→ Task requirements: Write out all records as given; omit images.

[Items from a data source]
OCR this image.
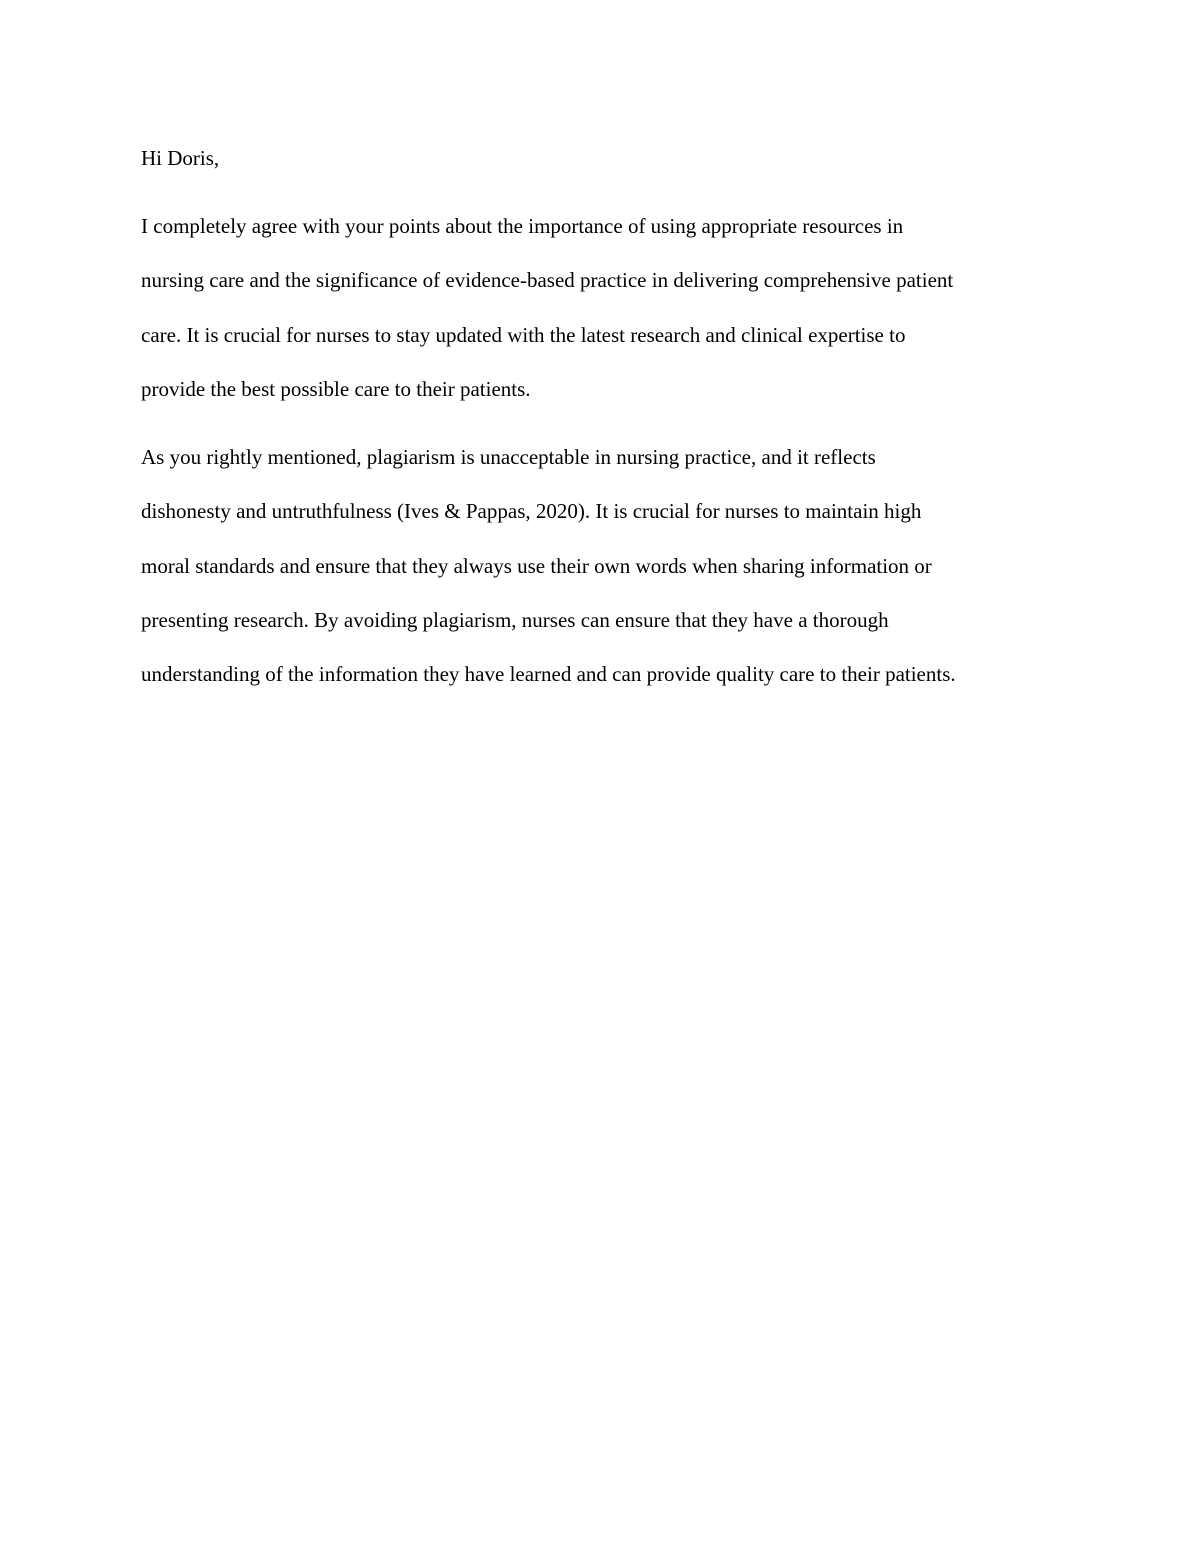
Hi Doris,
I completely agree with your points about the importance of using appropriate resources in
nursing care and the significance of evidence-based practice in delivering comprehensive patient
care. It is crucial for nurses to stay updated with the latest research and clinical expertise to
provide the best possible care to their patients.
As you rightly mentioned, plagiarism is unacceptable in nursing practice, and it reflects
dishonesty and untruthfulness (Ives & Pappas, 2020). It is crucial for nurses to maintain high
moral standards and ensure that they always use their own words when sharing information or
presenting research. By avoiding plagiarism, nurses can ensure that they have a thorough
understanding of the information they have learned and can provide quality care to their patients.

→ Written solution:
OCR this image.
Hi Doris,
I completely agree with your points about the importance of using appropriate resources in
nursing care and the significance of evidence-based practice in delivering comprehensive patient
care. It is crucial for nurses to stay updated with the latest research and clinical expertise to
provide the best possible care to their patients.
As you rightly mentioned, plagiarism is unacceptable in nursing practice, and it reflects
dishonesty and untruthfulness (Ives & Pappas, 2020). It is crucial for nurses to maintain high
moral standards and ensure that they always use their own words when sharing information or
presenting research. By avoiding plagiarism, nurses can ensure that they have a thorough
understanding of the information they have learned and can provide quality care to their patients.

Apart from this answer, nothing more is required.